図2】RAIDを示す高水準システム図である。
図3】RAIDへのボリューム・ピースの割振りを示す高水準システム図である。
図4】RAIDを示す高水準システム図である。
図5】RAIDを示す高水準システム図である。
図6】RAIDを示す高水準システム図である。
図7】高水準動作流れ図である。
図8】高水準動作流れ図である。
図9】高水準動作流れ図である。
図10】高水準動作流れ図である。
図11】高水準動作流れ図である。
図12】高水準動作流れ図である。
図13】高水準動作流れ図である。
図14】高水準動作流れ図である。
図15】高水準動作流れ図である。
【発明を実施するための形態】
【0023】
次の詳細な説明では、その一部を形成する添付図面を参照する場合がある。図面では、文脈がそうではないと規定しない限り、同様の記号が、通常は同様のコンポーネントを識別する。詳細な説明、図面、および特許請求の範囲で説明される例示的実施形態は、限定的であることを意図されていない場合がある。本明細書で提示される主題の趣旨または範囲から逸脱せずに、他の実施形態を利用することができ、他の変更を行うことができる。
【0024】
図3を参照すると、コンピューティング・デバイス301、RAIDコントローラ302、およびRAID 303を含むマス・ストレージ・システム300の例示的表現が示されている。RAIDコントローラ302は、ボリューム管理回路網/ソフトウェアを含むことができ、これによって、RAIDコントローラ302は、RAID 303上で構成されたさまざまな論理ボリュームにアクセスするコンピューティング・デバイス301の読取要求/書込要求を処理することができる。RAID 303は、n個のドライブを有するドライブ・グループを含むことができる。
【0025】
RAID 303のRAIDボリューム・ピースを、前に説明した1:1結合ではなく、ドライブ・グループに疎結合することができる。これを、下の例で例示することができる。
【0026】
図4を参照すると、3つのRAIDボリューム(たとえば、ボリュームA、B、およびC)を、6つのドライブのドライブ・グループ上に配置することができる。各RAIDボリュームは、3つのボリューム・ピース(たとえば、それぞれボリューム・ピースA−0、A−1、およびA−2、ボリューム・ピースB−0、B−1、およびB−2、ならびにボリューム・ピースC−0、C−1、およびC−2)を含むことができる。

###

課題: 提示文によると、RAIDコントローラ302がコンピューティング・デバイス301の読取要求/書込要求を処理できるのはなぜですか。1〜3文で答えてください。

掲載一覧:
###

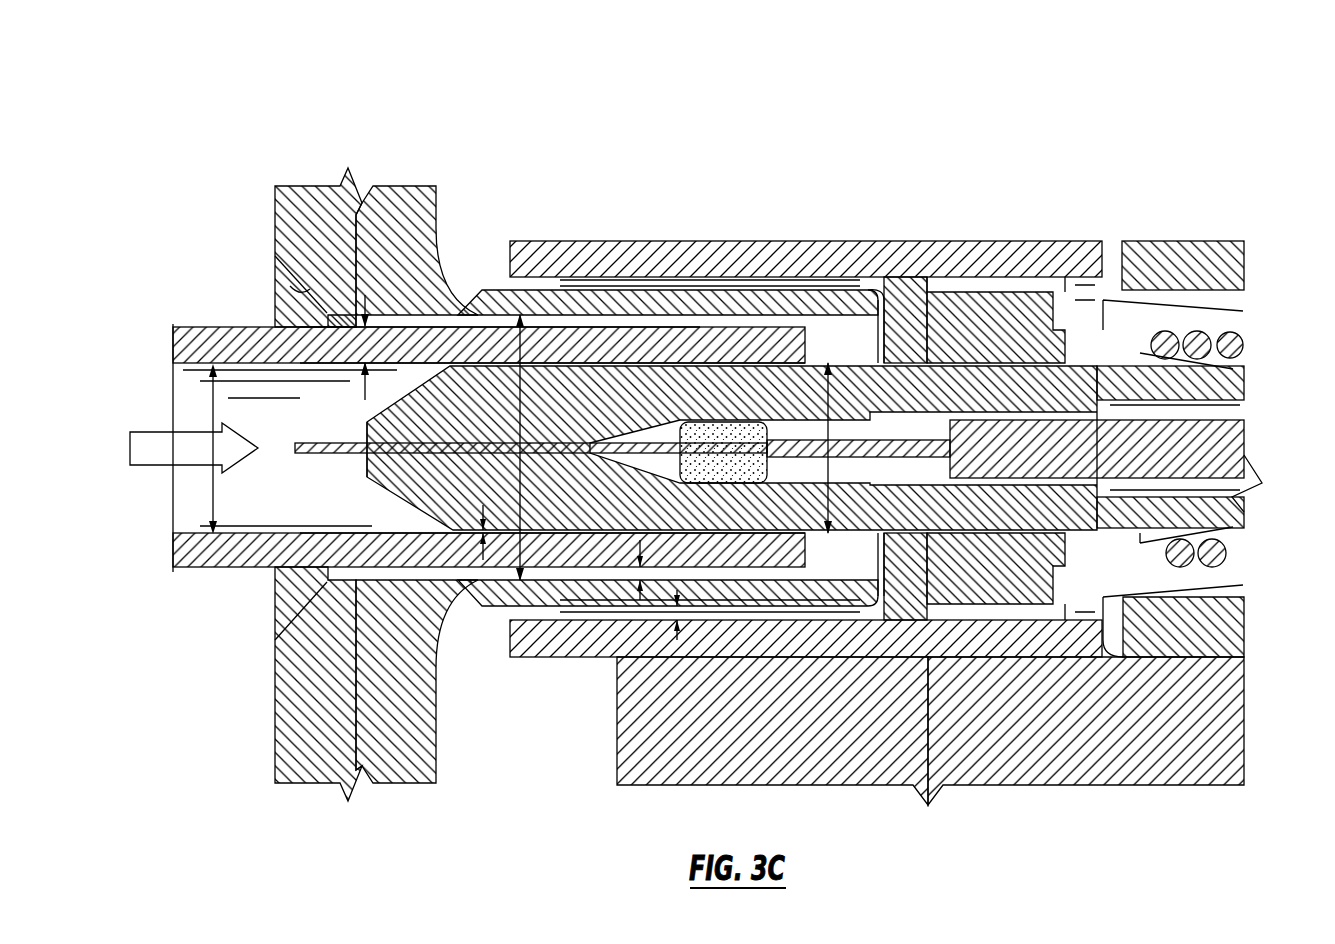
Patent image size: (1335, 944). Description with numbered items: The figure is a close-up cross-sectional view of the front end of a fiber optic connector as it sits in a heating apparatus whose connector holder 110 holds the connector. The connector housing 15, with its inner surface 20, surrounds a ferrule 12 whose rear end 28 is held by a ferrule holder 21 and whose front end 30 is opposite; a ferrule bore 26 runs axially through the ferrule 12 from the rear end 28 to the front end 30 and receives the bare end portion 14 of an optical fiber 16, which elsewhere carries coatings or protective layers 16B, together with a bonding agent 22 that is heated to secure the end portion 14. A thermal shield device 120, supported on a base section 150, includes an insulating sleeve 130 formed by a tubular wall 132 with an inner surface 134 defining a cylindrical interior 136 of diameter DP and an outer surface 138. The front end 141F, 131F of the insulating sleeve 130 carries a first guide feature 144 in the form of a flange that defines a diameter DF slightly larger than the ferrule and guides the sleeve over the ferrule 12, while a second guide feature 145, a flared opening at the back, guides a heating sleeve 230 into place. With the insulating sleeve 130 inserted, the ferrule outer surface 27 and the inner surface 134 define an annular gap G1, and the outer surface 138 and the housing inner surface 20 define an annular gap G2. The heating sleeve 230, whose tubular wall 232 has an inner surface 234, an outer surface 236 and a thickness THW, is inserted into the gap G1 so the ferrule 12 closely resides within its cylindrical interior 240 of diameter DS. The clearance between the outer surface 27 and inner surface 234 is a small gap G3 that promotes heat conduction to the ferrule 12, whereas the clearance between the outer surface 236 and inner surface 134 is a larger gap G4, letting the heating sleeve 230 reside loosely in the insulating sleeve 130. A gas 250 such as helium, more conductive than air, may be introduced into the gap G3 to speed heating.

The thermal shield device 120 is at (366, 148).
The base section 150 is at (400, 753).
The heating sleeve 230 is at (213, 314).
The cylindrical interior 240 is at (268, 405).
The second guide feature 145 is at (300, 290).
The tubular wall 232 is at (623, 345).
The inner surface 234 is at (372, 522).
The front end 30 is at (363, 465).
The ferrule 12 is at (1030, 345).
The end portion 14 is at (665, 468).
The bonding agent 22 is at (745, 460).
The ferrule bore 26 is at (472, 443).
The sleeve 130 is at (676, 241).
The tubular wall 132 is at (533, 297).
The inner surface 134 is at (583, 335).
The outer surface 138 is at (700, 278).
The connector housing 15 is at (597, 248).
The inner surface 20 is at (748, 290).
The first guide feature 144 is at (840, 295).
The front end 141F is at (880, 300).
The front end 131F is at (900, 268).
The ferrule holder 21 is at (998, 310).
The optical fiber 16 is at (1122, 457).
The coatings or protective layers 16B is at (1220, 462).
The rear end 28 is at (1116, 352).
The outer surface 27 is at (1110, 565).
The connector holder 110 is at (1195, 748).
The cylindrical interior 136 is at (448, 297).
The outer surface 236 is at (462, 620).
The gas 250 is at (150, 458).
The diameter DS is at (213, 410).
The wall thickness THW is at (359, 321).
The diameter DP is at (522, 398).
The diameter DF is at (868, 468).
The annular gap G1 is at (872, 548).
The annular gap G2 is at (642, 605).
The gap G3 is at (483, 515).
The gap G4 is at (628, 528).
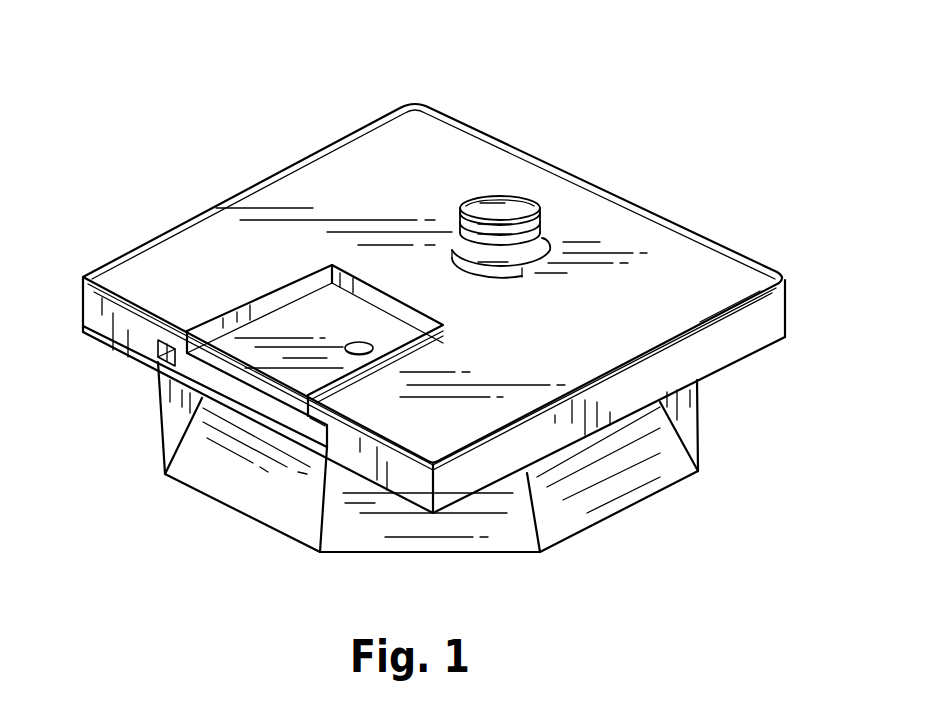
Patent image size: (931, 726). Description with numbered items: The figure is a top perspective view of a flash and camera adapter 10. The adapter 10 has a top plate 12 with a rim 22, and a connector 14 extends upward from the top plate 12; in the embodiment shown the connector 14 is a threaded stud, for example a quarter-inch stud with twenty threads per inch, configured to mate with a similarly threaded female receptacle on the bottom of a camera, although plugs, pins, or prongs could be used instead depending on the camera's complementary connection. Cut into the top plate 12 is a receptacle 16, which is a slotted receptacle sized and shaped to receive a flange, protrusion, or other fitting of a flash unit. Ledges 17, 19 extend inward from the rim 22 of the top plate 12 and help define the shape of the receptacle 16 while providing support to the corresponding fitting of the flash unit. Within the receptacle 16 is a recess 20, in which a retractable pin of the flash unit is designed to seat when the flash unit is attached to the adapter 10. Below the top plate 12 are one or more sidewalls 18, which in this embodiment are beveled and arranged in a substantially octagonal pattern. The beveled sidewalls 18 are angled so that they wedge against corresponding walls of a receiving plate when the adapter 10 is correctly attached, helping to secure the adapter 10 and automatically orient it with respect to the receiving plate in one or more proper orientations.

The adapter 10 is at (620, 124).
The top plate 12 is at (343, 170).
The connector 14 is at (508, 197).
The receptacle 16 is at (299, 296).
The ledge 17 is at (173, 353).
The sidewall 18 is at (172, 423).
The ledge 19 is at (311, 412).
The recess 20 is at (362, 342).
The rim 22 is at (715, 347).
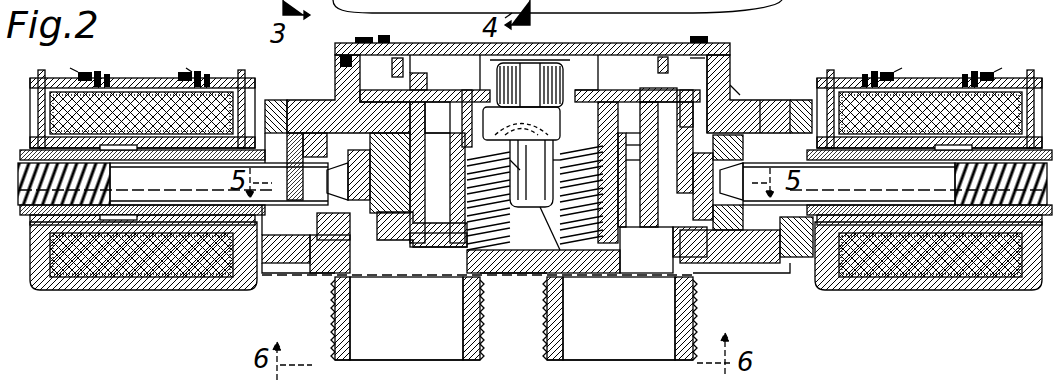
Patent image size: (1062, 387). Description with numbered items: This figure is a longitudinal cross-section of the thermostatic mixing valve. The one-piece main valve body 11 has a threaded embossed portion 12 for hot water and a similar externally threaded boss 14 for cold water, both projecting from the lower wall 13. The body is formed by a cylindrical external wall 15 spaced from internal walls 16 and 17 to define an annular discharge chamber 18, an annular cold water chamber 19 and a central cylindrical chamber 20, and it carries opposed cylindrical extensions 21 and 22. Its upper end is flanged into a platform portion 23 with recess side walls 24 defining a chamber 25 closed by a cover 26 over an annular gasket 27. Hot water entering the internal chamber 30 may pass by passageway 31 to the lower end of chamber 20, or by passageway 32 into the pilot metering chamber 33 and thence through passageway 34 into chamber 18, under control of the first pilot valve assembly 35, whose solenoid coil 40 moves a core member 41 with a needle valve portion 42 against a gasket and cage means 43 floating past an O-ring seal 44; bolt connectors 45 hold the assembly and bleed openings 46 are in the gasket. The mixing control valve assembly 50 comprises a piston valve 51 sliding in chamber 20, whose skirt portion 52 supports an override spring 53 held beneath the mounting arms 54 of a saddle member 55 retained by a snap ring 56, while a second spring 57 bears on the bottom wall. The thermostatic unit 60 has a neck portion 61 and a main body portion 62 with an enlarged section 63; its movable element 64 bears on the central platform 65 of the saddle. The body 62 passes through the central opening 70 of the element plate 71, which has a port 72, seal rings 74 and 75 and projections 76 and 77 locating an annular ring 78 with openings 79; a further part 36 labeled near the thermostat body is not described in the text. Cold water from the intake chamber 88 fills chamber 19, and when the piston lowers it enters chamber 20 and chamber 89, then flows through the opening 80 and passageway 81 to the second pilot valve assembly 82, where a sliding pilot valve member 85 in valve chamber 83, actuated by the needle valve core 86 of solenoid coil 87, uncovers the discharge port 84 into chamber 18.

###

解答: RAIDコントローラ302は、ボリューム管理回路網/ソフトウェアを含むことができるからです。これによって、RAID 303上で構成されたさまざまな論理ボリュームにアクセスするコンピューティング・デバイス301の読取要求/書込要求を処理できます。